[Task prompt] Select every line below containing the word "Distribution".

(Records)
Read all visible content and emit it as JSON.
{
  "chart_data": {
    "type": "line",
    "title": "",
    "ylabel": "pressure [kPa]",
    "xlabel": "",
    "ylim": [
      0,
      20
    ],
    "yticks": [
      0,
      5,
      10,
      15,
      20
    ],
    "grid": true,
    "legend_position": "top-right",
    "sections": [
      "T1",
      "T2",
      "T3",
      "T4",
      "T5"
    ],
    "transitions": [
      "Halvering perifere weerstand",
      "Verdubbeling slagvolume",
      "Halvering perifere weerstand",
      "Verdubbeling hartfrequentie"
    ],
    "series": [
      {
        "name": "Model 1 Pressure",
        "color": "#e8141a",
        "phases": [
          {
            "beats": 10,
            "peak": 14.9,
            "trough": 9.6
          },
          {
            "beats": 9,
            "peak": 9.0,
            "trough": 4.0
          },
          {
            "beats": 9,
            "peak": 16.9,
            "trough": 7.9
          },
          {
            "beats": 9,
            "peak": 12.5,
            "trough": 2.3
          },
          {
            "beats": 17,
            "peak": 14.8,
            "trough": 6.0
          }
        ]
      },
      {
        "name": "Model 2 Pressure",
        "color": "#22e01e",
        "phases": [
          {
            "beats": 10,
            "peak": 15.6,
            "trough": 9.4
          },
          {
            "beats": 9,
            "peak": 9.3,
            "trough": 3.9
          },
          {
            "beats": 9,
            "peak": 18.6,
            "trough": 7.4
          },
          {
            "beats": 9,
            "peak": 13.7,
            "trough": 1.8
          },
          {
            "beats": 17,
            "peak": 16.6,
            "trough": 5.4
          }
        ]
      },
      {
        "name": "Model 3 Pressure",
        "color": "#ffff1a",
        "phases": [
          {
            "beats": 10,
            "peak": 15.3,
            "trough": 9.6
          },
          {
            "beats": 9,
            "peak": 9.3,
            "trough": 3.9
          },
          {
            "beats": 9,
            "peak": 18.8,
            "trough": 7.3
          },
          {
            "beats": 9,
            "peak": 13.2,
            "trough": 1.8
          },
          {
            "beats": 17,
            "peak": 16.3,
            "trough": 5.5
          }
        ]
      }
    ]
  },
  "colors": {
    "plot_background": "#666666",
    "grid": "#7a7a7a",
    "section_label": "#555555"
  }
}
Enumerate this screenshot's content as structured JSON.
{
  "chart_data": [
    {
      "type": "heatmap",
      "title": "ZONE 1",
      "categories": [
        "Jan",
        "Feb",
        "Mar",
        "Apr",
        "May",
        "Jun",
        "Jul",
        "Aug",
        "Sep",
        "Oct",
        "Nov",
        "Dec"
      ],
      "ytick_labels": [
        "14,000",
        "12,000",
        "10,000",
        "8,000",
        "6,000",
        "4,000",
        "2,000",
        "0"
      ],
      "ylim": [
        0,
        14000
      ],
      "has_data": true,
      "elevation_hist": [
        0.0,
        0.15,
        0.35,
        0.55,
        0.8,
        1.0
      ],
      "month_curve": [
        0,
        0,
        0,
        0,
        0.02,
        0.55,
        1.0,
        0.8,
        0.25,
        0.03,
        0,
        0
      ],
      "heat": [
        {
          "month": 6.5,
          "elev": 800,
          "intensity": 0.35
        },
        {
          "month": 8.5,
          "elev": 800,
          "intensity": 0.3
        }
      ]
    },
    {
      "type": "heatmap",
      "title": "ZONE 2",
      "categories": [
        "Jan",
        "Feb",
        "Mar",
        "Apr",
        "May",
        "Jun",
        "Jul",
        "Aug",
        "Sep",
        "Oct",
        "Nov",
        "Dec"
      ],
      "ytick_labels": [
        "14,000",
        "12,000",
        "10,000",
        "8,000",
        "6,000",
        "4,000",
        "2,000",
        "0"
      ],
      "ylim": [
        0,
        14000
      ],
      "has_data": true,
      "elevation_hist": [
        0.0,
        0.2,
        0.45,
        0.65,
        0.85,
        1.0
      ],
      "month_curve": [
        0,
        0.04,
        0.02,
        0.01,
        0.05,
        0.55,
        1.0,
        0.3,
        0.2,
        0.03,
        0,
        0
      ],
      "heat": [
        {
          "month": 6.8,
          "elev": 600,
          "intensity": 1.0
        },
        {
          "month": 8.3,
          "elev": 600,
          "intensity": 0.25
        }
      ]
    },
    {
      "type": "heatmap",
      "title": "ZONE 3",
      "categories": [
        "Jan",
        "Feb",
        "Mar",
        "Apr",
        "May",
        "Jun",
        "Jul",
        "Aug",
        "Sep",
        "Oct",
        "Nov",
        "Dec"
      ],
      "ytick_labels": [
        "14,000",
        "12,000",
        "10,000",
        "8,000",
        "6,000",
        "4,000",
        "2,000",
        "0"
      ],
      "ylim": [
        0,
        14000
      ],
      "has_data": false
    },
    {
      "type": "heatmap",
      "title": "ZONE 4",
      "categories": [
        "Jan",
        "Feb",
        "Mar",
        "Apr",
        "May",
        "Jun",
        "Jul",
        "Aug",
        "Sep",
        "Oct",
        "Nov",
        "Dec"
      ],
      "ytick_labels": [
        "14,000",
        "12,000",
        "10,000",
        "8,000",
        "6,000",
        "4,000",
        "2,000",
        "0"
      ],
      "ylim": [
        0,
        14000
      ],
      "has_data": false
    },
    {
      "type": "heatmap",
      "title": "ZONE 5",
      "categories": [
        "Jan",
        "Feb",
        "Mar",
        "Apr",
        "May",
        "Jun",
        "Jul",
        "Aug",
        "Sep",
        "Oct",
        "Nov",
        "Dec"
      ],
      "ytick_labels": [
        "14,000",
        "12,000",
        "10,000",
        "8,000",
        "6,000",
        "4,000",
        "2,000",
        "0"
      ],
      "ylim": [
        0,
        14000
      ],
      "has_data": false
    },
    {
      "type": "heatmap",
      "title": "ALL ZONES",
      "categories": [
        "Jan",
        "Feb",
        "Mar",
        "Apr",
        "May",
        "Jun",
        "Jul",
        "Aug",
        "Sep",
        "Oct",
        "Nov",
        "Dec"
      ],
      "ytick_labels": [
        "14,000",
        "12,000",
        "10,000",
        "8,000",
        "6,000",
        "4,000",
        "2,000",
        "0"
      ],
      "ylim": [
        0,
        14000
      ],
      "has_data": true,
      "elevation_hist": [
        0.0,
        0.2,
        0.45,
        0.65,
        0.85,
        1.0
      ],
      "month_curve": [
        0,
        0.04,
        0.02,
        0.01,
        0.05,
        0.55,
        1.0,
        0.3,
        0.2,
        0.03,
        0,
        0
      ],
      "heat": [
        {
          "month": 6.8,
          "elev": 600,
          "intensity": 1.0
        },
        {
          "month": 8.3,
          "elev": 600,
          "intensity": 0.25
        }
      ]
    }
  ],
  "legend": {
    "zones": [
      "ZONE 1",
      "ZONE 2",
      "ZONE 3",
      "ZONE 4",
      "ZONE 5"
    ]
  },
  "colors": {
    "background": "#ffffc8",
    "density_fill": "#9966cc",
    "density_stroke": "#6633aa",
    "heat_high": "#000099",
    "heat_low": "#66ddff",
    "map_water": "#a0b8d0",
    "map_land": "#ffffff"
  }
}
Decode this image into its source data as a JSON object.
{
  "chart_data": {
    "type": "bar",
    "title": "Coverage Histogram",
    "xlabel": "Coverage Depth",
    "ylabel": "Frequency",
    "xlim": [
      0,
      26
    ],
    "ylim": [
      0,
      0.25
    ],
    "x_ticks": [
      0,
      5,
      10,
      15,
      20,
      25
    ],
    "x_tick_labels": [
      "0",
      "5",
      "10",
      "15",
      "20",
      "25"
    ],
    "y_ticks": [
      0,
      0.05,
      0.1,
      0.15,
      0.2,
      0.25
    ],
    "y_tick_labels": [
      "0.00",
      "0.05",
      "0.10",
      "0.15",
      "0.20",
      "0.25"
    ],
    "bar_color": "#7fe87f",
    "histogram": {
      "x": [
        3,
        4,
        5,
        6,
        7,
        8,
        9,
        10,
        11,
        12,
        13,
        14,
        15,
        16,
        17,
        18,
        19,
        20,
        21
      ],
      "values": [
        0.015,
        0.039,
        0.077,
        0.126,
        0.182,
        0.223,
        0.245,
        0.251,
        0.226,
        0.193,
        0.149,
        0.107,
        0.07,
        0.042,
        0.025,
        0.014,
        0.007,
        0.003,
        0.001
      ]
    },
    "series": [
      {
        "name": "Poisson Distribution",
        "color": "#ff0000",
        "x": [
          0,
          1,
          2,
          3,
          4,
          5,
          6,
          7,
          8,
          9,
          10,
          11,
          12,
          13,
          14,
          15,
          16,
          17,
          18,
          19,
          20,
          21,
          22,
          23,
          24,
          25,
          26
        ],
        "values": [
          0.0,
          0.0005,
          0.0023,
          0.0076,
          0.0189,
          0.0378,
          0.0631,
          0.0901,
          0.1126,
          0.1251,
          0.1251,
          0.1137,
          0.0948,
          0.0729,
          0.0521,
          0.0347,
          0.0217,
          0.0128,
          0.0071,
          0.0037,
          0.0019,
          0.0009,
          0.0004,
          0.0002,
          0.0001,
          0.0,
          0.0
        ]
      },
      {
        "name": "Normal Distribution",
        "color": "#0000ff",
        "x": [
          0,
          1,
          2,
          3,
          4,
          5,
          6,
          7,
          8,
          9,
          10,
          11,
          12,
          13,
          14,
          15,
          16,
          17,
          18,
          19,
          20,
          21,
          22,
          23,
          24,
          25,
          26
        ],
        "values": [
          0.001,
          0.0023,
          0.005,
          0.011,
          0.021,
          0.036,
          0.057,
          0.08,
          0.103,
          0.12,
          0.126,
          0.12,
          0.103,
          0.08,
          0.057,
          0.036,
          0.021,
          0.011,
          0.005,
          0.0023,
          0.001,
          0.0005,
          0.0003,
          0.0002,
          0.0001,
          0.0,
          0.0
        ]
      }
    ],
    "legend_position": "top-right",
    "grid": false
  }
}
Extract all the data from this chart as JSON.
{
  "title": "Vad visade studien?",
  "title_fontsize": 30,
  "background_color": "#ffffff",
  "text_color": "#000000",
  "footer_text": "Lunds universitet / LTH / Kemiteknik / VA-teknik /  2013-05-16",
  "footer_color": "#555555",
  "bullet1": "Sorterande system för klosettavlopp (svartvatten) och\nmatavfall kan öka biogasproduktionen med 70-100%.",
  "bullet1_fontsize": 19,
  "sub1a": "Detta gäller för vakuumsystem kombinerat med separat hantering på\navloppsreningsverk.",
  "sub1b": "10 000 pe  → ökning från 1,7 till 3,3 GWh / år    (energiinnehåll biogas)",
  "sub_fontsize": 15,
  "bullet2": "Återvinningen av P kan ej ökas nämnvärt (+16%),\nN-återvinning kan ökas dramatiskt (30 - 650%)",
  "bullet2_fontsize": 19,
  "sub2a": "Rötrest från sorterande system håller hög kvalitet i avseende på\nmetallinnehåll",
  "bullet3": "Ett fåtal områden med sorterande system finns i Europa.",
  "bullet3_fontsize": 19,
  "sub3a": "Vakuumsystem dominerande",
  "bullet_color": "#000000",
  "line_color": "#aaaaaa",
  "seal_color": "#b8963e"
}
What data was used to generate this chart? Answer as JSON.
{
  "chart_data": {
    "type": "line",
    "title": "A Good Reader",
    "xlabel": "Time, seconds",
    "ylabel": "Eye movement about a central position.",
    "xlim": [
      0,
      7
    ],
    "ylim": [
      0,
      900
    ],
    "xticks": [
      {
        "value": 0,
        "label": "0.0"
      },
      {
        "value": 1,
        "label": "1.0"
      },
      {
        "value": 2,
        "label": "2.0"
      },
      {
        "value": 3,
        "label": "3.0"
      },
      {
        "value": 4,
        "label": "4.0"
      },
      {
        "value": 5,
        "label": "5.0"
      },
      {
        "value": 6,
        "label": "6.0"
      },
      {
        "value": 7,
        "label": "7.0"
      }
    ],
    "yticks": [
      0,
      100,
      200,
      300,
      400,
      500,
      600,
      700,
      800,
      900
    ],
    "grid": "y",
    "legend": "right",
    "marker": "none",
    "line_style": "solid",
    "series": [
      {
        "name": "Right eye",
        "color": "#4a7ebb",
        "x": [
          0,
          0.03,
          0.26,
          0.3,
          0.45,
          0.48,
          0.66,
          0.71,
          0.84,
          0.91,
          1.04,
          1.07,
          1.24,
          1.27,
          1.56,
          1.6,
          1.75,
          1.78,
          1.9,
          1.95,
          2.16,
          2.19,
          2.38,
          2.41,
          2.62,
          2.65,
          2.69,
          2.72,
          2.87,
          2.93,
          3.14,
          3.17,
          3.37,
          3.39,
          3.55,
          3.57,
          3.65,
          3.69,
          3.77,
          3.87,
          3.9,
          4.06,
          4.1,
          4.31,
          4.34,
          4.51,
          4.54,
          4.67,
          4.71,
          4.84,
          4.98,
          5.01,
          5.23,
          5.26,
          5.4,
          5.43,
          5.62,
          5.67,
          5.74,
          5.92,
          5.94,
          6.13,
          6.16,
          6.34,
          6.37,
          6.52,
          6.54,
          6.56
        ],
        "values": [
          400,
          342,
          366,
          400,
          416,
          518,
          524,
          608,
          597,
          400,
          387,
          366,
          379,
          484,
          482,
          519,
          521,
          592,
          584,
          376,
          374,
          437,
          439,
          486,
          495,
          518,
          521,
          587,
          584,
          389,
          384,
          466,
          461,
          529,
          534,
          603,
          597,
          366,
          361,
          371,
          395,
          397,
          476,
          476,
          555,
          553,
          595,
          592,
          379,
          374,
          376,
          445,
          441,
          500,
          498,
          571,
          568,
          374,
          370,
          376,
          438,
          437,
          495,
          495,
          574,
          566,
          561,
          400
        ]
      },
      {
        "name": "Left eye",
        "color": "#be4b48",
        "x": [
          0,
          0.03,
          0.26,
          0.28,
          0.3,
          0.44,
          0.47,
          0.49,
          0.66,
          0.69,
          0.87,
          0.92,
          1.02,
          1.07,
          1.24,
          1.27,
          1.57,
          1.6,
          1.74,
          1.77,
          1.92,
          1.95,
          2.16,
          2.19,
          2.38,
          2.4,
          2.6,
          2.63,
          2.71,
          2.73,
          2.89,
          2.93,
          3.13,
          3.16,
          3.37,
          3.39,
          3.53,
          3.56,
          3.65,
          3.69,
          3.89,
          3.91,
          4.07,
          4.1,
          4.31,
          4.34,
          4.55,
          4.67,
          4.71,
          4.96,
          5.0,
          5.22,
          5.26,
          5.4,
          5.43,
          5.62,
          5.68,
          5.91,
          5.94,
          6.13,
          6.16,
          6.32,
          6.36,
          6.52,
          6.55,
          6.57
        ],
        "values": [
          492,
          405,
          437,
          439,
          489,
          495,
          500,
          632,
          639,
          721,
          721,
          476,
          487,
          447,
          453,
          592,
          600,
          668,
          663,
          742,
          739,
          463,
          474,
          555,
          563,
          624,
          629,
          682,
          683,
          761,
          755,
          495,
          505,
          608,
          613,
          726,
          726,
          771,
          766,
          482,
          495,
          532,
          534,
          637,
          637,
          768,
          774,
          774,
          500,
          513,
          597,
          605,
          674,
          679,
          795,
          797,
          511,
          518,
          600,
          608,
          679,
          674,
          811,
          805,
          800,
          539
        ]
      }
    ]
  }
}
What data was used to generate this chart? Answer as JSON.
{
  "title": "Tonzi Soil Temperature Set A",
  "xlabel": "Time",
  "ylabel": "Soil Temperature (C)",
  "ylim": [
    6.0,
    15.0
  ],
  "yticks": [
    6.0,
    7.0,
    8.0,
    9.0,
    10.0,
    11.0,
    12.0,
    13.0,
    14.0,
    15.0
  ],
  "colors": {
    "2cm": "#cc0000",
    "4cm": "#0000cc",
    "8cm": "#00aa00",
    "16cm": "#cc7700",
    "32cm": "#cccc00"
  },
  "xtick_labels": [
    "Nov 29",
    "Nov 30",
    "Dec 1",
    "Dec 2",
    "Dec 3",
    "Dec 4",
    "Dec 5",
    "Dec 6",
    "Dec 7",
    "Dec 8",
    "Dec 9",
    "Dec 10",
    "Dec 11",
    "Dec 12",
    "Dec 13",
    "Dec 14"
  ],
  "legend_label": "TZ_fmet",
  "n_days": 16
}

[Completed task]
        "name": "Poisson Distribution",
        "name": "Normal Distribution",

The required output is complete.